Texte source
Trip Tips - Fanzine musical !

lundi 28 septembre 2009

Hope Sandoval - Mazzy Star, etc.


Voir aussi la chronique de She Hangs Brightly (1990)
Voir aussi la chronique de So Tonight That i Might See (1993)
Voir aussi la chronique de Bavarian Fruit Bread (2001)
Voir aussi la chronique de Through the Devil Softly (2009)
Voir aussi la chronique de Rainy Day LP (1984)

Mystérieuse Hope Sandoval… Il est plus aisé de glaner des photos de la belle (dont certaines ont sans doute au moins vingt ans) sur internet que de trouver quelque biographie consistante à son sujet. C’est qu’elle n’aime pas trop se montrer, et ne semble pas soucieuse qu’il ne reste bientôt plus d’histoires, mais seulement des disques énigmatiques de sa carrière. Les histoires, amoureuses ou autres, sont bien vouées à disparaître. Qu’une relation se consolide ou se détériore, il n’est jamais bon de la faire évoluer en public, au vu et au su de tous.

Exercice
1. Quelle date figure en tête du texte source ci-dessus ?
2. De quelle année date Rainy Day LP selon ce texte ?
3. D'après ce texte, qu'est-il plus aisé de trouver sur internet que de trouver une biographie consistante de Hope Sandoval ?

Données sources
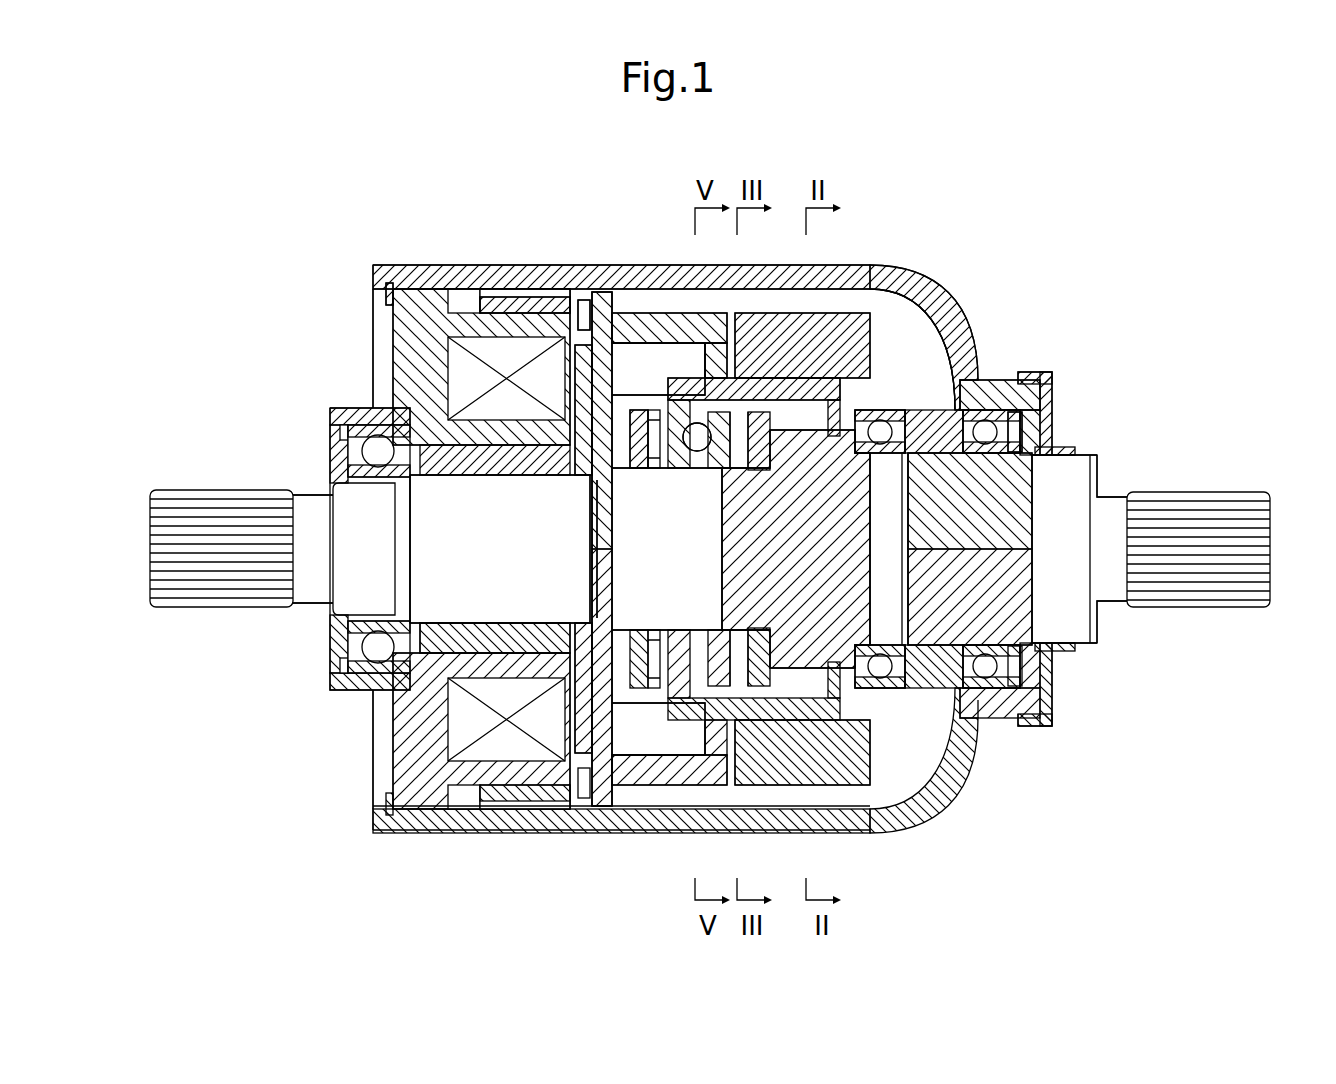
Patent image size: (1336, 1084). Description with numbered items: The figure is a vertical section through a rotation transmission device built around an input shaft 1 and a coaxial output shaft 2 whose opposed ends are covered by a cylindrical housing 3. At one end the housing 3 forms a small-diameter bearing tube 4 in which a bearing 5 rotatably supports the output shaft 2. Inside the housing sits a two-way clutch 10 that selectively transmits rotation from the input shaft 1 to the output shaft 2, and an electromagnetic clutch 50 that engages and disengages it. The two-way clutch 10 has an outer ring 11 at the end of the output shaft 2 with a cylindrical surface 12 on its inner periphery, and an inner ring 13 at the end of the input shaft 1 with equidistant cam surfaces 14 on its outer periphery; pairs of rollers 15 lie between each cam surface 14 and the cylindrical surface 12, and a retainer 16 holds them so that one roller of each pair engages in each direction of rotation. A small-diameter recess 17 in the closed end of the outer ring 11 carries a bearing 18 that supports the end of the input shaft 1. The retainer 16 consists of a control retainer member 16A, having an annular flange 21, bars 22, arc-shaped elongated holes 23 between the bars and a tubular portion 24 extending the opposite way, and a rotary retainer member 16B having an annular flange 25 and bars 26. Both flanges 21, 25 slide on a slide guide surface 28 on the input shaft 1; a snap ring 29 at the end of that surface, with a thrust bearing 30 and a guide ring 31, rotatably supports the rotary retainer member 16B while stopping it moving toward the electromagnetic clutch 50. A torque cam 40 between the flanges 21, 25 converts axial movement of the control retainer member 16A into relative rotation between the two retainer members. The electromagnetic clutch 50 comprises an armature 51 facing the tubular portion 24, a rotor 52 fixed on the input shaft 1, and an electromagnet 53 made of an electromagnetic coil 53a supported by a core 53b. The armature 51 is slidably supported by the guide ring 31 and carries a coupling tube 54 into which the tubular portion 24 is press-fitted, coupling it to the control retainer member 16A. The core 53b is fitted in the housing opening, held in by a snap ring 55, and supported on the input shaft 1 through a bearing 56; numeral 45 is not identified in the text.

Corrigé
1. Lundi 28 septembre 2009.
2. 1984.
3. Des photos d'elle.